PROBLEM TO WORK ON - Check each line of the entries below for the string "want" and state how many lines have it, with no other text.

[Start DATA FOR THIS EXERCISE]

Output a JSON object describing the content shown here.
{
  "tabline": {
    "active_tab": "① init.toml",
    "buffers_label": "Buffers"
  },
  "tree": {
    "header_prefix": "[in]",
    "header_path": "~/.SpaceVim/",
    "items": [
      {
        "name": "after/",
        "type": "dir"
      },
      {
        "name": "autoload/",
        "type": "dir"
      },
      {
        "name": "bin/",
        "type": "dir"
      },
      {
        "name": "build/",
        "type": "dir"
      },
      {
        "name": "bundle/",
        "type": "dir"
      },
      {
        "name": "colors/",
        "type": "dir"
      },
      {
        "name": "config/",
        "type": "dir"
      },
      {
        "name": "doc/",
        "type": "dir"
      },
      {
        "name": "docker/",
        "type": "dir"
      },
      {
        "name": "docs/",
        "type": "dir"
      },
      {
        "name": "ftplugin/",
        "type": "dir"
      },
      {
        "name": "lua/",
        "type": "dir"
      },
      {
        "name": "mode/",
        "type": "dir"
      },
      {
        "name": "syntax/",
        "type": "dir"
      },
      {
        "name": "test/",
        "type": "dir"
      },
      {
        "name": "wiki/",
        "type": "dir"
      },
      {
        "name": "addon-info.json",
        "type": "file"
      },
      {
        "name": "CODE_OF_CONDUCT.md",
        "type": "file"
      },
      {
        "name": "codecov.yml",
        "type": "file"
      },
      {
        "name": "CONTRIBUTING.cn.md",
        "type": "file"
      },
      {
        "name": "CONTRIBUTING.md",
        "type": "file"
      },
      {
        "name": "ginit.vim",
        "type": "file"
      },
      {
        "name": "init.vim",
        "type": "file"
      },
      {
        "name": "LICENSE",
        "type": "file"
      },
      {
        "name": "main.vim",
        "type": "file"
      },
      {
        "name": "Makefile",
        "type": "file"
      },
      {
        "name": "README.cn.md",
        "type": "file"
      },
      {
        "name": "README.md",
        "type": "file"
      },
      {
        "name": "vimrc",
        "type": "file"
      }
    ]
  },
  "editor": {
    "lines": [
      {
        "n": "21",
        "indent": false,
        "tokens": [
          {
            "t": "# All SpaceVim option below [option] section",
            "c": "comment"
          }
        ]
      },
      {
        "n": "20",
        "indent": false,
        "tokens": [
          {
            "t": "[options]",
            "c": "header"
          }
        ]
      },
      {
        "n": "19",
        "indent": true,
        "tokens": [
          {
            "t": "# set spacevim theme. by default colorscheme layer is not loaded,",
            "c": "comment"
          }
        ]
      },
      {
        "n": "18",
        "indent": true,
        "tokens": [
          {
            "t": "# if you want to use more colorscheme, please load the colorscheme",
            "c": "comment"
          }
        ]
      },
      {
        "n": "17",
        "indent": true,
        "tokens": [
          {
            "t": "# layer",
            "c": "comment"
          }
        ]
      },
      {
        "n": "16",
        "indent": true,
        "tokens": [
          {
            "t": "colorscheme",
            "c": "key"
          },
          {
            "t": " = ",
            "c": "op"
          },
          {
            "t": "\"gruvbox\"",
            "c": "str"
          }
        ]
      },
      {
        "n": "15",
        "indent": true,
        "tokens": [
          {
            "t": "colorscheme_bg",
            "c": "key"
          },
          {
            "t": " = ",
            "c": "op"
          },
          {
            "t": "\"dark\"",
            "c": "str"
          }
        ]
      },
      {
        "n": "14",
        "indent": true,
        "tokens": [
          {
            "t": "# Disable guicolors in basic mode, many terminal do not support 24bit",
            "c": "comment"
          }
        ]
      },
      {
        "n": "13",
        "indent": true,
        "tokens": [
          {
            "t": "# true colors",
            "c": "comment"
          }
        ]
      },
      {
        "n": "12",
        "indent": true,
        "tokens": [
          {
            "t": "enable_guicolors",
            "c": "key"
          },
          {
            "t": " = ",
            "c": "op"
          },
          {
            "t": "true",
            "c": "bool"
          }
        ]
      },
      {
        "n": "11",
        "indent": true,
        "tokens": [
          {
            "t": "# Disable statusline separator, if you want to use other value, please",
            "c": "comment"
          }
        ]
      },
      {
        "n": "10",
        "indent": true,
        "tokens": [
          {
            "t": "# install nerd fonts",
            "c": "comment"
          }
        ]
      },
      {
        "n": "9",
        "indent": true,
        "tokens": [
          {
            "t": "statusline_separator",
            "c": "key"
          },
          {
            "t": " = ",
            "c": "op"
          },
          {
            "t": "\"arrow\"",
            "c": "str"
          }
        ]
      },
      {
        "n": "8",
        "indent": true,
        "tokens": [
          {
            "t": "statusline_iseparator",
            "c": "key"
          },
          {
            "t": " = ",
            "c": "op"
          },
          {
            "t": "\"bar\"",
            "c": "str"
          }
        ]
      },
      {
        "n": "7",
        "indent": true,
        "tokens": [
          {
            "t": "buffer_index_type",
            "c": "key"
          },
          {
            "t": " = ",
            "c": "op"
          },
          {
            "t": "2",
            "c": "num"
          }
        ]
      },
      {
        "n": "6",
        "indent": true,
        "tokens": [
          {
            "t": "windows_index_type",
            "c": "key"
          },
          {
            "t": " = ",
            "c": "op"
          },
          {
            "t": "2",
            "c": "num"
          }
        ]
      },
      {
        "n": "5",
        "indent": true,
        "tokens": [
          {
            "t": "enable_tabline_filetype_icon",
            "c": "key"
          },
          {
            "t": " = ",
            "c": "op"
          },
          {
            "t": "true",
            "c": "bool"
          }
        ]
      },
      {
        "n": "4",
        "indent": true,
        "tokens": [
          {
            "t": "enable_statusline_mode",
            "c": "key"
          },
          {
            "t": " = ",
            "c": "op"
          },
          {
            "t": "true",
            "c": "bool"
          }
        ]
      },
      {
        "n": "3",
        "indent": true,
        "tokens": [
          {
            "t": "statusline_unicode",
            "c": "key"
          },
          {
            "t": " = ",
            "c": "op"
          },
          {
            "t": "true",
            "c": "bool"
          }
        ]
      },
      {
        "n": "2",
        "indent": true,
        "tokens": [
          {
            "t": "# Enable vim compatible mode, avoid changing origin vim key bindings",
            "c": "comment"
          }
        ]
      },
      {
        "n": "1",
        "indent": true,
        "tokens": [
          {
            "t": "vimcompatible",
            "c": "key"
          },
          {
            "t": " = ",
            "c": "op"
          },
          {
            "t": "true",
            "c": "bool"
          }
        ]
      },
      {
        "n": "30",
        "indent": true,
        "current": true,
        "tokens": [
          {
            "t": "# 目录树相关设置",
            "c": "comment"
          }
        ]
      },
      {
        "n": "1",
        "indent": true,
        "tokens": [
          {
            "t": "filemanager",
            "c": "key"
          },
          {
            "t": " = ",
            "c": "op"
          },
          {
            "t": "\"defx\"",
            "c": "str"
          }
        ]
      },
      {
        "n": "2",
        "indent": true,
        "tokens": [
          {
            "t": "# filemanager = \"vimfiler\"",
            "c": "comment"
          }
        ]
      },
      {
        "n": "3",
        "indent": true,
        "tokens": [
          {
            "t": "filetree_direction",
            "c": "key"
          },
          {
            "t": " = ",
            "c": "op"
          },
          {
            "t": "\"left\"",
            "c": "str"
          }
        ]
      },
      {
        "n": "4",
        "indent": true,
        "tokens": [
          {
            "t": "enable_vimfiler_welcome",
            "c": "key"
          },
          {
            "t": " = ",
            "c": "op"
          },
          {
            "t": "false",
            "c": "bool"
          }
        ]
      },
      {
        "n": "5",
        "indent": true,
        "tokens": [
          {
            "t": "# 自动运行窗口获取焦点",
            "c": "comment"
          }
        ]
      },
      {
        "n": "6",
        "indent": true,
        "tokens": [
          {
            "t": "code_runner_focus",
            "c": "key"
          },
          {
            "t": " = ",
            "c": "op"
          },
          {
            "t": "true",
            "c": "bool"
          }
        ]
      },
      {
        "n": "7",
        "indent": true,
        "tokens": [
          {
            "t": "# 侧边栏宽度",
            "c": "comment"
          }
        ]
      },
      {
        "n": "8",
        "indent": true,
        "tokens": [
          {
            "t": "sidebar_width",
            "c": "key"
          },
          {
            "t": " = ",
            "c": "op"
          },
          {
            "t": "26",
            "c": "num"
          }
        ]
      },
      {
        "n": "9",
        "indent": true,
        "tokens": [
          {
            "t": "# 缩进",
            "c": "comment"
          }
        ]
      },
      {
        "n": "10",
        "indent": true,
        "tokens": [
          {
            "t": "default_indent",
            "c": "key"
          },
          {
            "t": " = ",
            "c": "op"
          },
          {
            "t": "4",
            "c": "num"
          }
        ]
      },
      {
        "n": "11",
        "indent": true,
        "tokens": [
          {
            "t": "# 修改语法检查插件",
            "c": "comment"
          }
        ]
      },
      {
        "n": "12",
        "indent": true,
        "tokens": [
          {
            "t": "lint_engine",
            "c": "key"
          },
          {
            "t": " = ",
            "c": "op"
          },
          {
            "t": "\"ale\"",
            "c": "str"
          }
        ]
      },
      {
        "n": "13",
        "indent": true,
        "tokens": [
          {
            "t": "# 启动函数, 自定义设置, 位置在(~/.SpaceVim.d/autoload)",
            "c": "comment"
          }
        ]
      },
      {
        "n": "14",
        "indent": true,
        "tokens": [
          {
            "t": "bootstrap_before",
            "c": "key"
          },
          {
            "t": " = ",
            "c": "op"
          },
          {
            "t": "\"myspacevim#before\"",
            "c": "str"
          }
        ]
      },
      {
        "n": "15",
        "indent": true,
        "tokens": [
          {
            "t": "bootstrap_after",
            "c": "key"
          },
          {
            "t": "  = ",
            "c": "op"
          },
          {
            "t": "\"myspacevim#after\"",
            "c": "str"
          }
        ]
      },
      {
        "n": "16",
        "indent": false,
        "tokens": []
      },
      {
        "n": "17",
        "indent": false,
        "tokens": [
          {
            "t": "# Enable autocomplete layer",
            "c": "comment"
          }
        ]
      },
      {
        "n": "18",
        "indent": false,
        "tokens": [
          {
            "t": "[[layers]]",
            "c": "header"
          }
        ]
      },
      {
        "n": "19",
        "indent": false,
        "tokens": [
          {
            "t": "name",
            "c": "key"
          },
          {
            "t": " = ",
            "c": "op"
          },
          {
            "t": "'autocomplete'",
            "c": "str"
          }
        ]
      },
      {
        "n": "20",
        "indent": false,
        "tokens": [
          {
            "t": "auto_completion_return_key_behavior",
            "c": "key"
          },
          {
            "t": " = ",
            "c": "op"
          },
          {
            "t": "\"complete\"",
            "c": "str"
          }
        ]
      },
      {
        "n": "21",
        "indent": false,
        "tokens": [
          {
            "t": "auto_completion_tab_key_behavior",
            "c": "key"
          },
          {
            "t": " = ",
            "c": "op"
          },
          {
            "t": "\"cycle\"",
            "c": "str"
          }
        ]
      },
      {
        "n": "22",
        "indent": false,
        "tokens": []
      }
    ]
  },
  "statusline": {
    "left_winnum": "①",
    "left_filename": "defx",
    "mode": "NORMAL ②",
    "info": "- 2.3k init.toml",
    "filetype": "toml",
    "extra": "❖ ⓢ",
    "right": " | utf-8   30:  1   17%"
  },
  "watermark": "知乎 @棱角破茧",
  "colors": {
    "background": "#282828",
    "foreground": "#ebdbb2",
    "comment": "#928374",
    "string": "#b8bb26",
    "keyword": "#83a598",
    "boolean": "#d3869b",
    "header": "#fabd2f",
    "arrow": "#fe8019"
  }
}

[End DATA FOR THIS EXERCISE]

SOLUTION - 2